Collected data entries
-.-.-

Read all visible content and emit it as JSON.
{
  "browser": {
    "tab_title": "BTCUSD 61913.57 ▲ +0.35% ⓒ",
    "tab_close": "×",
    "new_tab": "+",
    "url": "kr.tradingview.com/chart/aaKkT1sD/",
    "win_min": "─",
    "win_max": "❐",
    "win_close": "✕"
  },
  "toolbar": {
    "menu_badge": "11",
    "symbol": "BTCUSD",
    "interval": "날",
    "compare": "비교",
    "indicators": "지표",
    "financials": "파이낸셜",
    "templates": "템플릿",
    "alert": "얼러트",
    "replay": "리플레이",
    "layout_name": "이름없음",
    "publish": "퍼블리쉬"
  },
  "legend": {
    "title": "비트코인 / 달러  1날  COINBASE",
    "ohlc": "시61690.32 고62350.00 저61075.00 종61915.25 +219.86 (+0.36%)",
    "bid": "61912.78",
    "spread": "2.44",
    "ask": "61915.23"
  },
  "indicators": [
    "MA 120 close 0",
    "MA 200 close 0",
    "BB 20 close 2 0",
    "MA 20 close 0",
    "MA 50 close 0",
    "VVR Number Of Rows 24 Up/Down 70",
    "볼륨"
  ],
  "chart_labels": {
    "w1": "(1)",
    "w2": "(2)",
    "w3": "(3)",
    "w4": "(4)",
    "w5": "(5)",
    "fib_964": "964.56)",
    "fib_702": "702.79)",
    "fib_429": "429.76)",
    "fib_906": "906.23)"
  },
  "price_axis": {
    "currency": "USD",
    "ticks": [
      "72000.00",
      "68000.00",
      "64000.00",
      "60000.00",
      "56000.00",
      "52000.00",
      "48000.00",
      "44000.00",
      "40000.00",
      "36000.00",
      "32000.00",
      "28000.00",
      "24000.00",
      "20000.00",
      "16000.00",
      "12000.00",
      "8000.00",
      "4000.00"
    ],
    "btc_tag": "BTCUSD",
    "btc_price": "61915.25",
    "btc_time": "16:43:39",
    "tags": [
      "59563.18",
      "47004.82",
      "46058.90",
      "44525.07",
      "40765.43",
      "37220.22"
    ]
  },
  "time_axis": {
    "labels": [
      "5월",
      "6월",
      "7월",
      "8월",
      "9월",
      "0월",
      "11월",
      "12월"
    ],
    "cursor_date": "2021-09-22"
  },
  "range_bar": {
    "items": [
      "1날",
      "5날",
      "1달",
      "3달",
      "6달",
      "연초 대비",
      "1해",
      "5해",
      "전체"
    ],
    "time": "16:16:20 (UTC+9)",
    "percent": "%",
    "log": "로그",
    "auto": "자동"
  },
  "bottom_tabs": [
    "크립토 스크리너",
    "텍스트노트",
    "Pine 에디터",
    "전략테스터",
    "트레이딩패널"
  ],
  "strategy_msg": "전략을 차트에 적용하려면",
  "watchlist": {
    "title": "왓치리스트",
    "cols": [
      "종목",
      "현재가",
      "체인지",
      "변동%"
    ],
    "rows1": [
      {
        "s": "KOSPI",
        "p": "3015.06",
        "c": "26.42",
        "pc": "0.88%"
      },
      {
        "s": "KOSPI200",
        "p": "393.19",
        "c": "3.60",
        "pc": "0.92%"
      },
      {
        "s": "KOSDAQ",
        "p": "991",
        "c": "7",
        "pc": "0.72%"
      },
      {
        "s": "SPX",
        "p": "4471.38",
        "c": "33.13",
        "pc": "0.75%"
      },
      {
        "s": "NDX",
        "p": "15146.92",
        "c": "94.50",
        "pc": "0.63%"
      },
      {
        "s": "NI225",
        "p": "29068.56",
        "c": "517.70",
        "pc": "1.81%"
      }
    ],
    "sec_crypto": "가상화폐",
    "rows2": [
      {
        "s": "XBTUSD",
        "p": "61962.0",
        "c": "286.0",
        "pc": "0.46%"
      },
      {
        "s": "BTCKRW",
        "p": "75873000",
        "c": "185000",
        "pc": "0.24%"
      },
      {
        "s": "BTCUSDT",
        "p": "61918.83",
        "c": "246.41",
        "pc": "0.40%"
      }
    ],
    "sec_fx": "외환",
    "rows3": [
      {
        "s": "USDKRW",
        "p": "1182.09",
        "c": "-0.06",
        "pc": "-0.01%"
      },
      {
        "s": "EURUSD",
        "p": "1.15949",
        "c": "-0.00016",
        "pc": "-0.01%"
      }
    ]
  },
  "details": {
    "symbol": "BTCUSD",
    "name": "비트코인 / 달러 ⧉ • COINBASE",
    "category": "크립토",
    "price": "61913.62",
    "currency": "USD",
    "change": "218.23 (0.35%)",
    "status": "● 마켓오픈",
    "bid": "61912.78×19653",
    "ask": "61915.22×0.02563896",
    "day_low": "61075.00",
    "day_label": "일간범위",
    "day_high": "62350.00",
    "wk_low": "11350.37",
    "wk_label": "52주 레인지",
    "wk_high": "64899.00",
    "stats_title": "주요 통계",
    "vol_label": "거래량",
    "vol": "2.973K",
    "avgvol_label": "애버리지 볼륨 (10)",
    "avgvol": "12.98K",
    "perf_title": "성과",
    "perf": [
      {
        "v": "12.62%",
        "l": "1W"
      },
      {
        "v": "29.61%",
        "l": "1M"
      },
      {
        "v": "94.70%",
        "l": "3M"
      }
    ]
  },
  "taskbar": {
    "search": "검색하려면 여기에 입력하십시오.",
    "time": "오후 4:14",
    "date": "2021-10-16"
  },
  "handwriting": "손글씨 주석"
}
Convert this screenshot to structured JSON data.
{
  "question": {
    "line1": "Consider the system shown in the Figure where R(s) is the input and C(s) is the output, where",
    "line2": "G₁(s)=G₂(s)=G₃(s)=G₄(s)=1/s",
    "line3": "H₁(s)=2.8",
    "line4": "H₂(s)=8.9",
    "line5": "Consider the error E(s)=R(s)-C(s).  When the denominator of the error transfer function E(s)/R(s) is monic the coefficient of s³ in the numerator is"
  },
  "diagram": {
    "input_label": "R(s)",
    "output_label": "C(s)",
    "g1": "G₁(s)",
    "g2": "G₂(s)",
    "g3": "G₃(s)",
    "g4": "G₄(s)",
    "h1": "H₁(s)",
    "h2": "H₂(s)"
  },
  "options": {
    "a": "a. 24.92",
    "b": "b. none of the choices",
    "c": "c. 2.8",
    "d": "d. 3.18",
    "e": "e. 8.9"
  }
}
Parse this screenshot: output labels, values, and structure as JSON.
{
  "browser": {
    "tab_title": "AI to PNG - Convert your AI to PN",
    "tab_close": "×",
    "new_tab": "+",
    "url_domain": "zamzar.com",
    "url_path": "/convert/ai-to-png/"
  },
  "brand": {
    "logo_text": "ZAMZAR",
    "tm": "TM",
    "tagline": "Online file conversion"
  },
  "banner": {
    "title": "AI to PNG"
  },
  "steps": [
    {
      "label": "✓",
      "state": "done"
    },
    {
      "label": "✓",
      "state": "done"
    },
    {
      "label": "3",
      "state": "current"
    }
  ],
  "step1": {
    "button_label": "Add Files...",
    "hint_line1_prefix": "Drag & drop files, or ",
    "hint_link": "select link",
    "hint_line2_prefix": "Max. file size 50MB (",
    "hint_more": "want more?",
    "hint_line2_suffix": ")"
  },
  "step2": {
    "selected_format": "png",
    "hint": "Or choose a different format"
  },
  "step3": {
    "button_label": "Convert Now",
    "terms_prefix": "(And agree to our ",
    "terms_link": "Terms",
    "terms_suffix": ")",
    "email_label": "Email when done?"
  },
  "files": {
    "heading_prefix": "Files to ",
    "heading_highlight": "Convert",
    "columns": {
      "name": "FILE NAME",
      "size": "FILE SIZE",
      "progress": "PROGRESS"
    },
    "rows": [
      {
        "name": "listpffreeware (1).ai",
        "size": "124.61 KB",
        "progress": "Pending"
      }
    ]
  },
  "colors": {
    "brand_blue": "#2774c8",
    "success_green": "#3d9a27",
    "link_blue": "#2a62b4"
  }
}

-.-.-

**STATED EXERCISE**
Write out again, unchanged, every line from the line containing "Parse this screenshot: output" to the final line of the material above.

**THE SOLUTION**
Parse this screenshot: output labels, values, and structure as JSON.
{
  "browser": {
    "tab_title": "AI to PNG - Convert your AI to PN",
    "tab_close": "×",
    "new_tab": "+",
    "url_domain": "zamzar.com",
    "url_path": "/convert/ai-to-png/"
  },
  "brand": {
    "logo_text": "ZAMZAR",
    "tm": "TM",
    "tagline": "Online file conversion"
  },
  "banner": {
    "title": "AI to PNG"
  },
  "steps": [
    {
      "label": "✓",
      "state": "done"
    },
    {
      "label": "✓",
      "state": "done"
    },
    {
      "label": "3",
      "state": "current"
    }
  ],
  "step1": {
    "button_label": "Add Files...",
    "hint_line1_prefix": "Drag & drop files, or ",
    "hint_link": "select link",
    "hint_line2_prefix": "Max. file size 50MB (",
    "hint_more": "want more?",
    "hint_line2_suffix": ")"
  },
  "step2": {
    "selected_format": "png",
    "hint": "Or choose a different format"
  },
  "step3": {
    "button_label": "Convert Now",
    "terms_prefix": "(And agree to our ",
    "terms_link": "Terms",
    "terms_suffix": ")",
    "email_label": "Email when done?"
  },
  "files": {
    "heading_prefix": "Files to ",
    "heading_highlight": "Convert",
    "columns": {
      "name": "FILE NAME",
      "size": "FILE SIZE",
      "progress": "PROGRESS"
    },
    "rows": [
      {
        "name": "listpffreeware (1).ai",
        "size": "124.61 KB",
        "progress": "Pending"
      }
    ]
  },
  "colors": {
    "brand_blue": "#2774c8",
    "success_green": "#3d9a27",
    "link_blue": "#2a62b4"
  }
}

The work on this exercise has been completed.